Exercise description:
Exactly as written, please set down all of the entries again, with no pictures.

Given data:
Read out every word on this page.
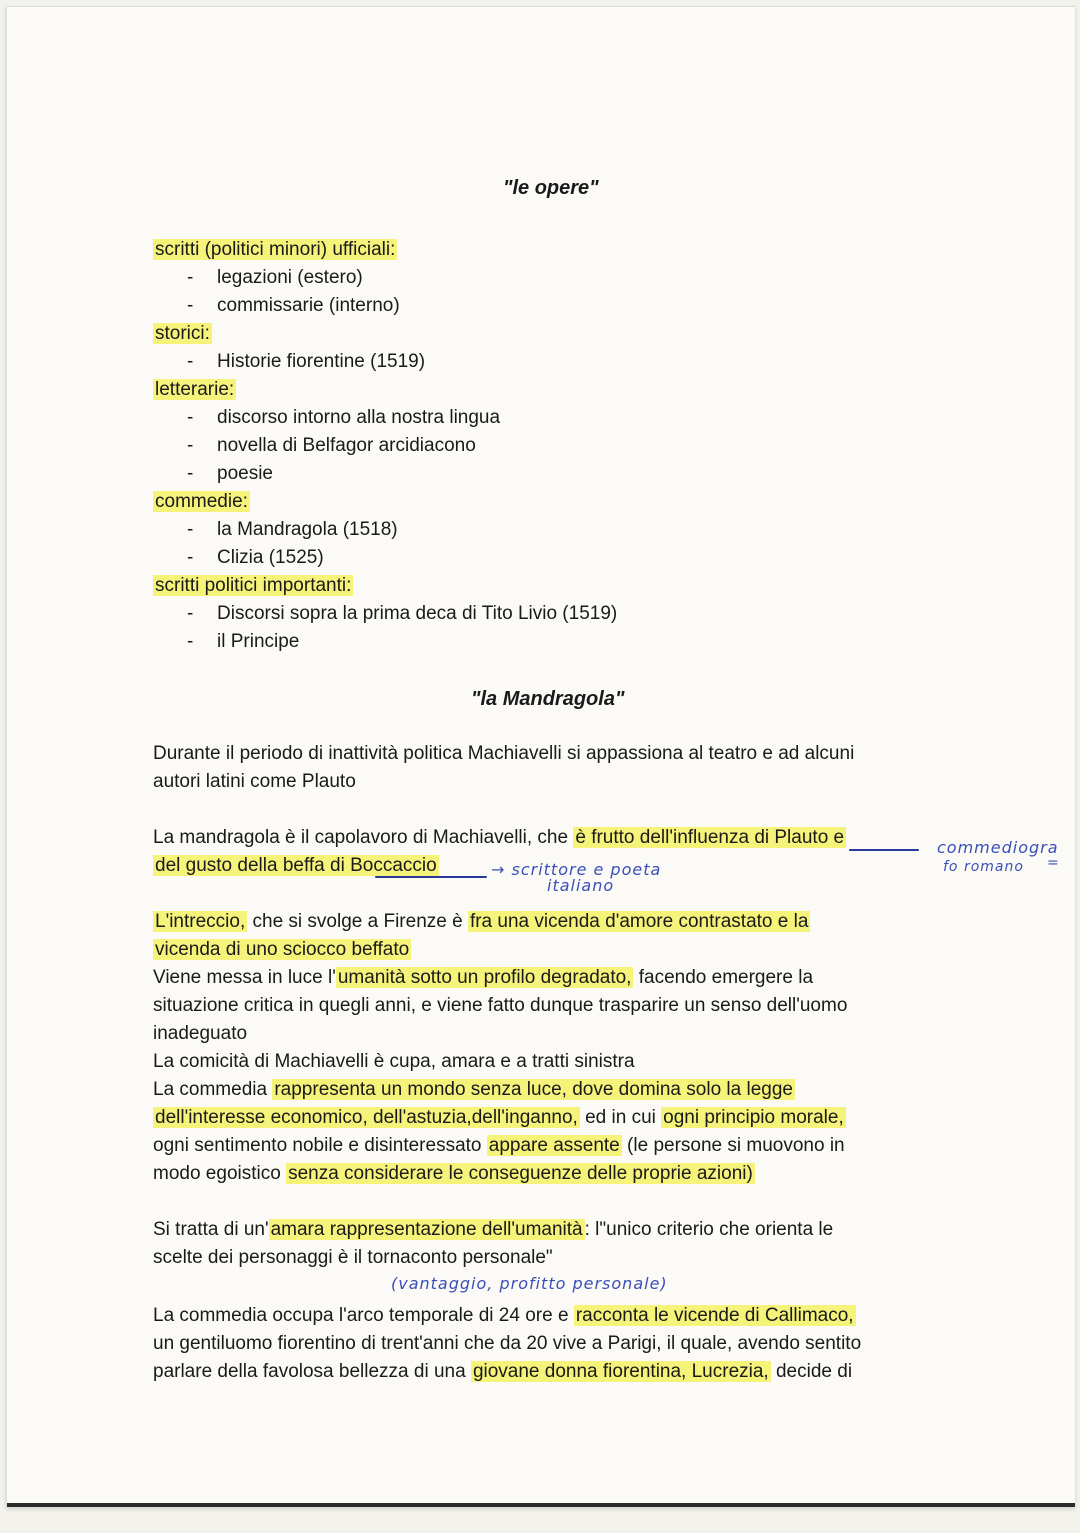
"le opere"
scritti (politici minori) ufficiali:
- legazioni (estero)
- commissarie (interno)
storici:
- Historie fiorentine (1519)
letterarie:
- discorso intorno alla nostra lingua
- novella di Belfagor arcidiacono
- poesie
commedie:
- la Mandragola (1518)
- Clizia (1525)
scritti politici importanti:
- Discorsi sopra la prima deca di Tito Livio (1519)
- il Principe
"la Mandragola"
Durante il periodo di inattività politica Machiavelli si appassiona al teatro e ad alcuni
autori latini come Plauto
La mandragola è il capolavoro di Machiavelli, che è frutto dell'influenza di Plauto e
del gusto della beffa di Boccaccio	→ scrittore e poeta
italiano
commediogra
fo romano =
L'intreccio, che si svolge a Firenze è fra una vicenda d'amore contrastato e la
vicenda di uno sciocco beffato
Viene messa in luce l' umanità sotto un profilo degradato, facendo emergere la
situazione critica in quegli anni, e viene fatto dunque trasparire un senso dell'uomo
inadeguato
La comicità di Machiavelli è cupa, amara e a tratti sinistra
La commedia rappresenta un mondo senza luce, dove domina solo la legge
dell'interesse economico, dell'astuzia,dell'inganno, ed in cui ogni principio morale,
ogni sentimento nobile e disinteressato appare assente (le persone si muovono in
modo egoistico senza considerare le conseguenze delle proprie azioni)
Si tratta di un' amara rappresentazione dell'umanità : l"unico criterio che orienta le
scelte dei personaggi è il tornaconto personale"
(vantaggio, profitto personale)
La commedia occupa l'arco temporale di 24 ore e racconta le vicende di Callimaco,
un gentiluomo fiorentino di trent'anni che da 20 vive a Parigi, il quale, avendo sentito
parlare della favolosa bellezza di una giovane donna fiorentina, Lucrezia, decide di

Result of this exercise:
Read out every word on this page.
"le opere"
scritti (politici minori) ufficiali:
- legazioni (estero)
- commissarie (interno)
storici:
- Historie fiorentine (1519)
letterarie:
- discorso intorno alla nostra lingua
- novella di Belfagor arcidiacono
- poesie
commedie:
- la Mandragola (1518)
- Clizia (1525)
scritti politici importanti:
- Discorsi sopra la prima deca di Tito Livio (1519)
- il Principe
"la Mandragola"
Durante il periodo di inattività politica Machiavelli si appassiona al teatro e ad alcuni
autori latini come Plauto
La mandragola è il capolavoro di Machiavelli, che è frutto dell'influenza di Plauto e
del gusto della beffa di Boccaccio	→ scrittore e poeta
italiano
commediogra
fo romano =
L'intreccio, che si svolge a Firenze è fra una vicenda d'amore contrastato e la
vicenda di uno sciocco beffato
Viene messa in luce l' umanità sotto un profilo degradato, facendo emergere la
situazione critica in quegli anni, e viene fatto dunque trasparire un senso dell'uomo
inadeguato
La comicità di Machiavelli è cupa, amara e a tratti sinistra
La commedia rappresenta un mondo senza luce, dove domina solo la legge
dell'interesse economico, dell'astuzia,dell'inganno, ed in cui ogni principio morale,
ogni sentimento nobile e disinteressato appare assente (le persone si muovono in
modo egoistico senza considerare le conseguenze delle proprie azioni)
Si tratta di un' amara rappresentazione dell'umanità : l"unico criterio che orienta le
scelte dei personaggi è il tornaconto personale"
(vantaggio, profitto personale)
La commedia occupa l'arco temporale di 24 ore e racconta le vicende di Callimaco,
un gentiluomo fiorentino di trent'anni che da 20 vive a Parigi, il quale, avendo sentito
parlare della favolosa bellezza di una giovane donna fiorentina, Lucrezia, decide di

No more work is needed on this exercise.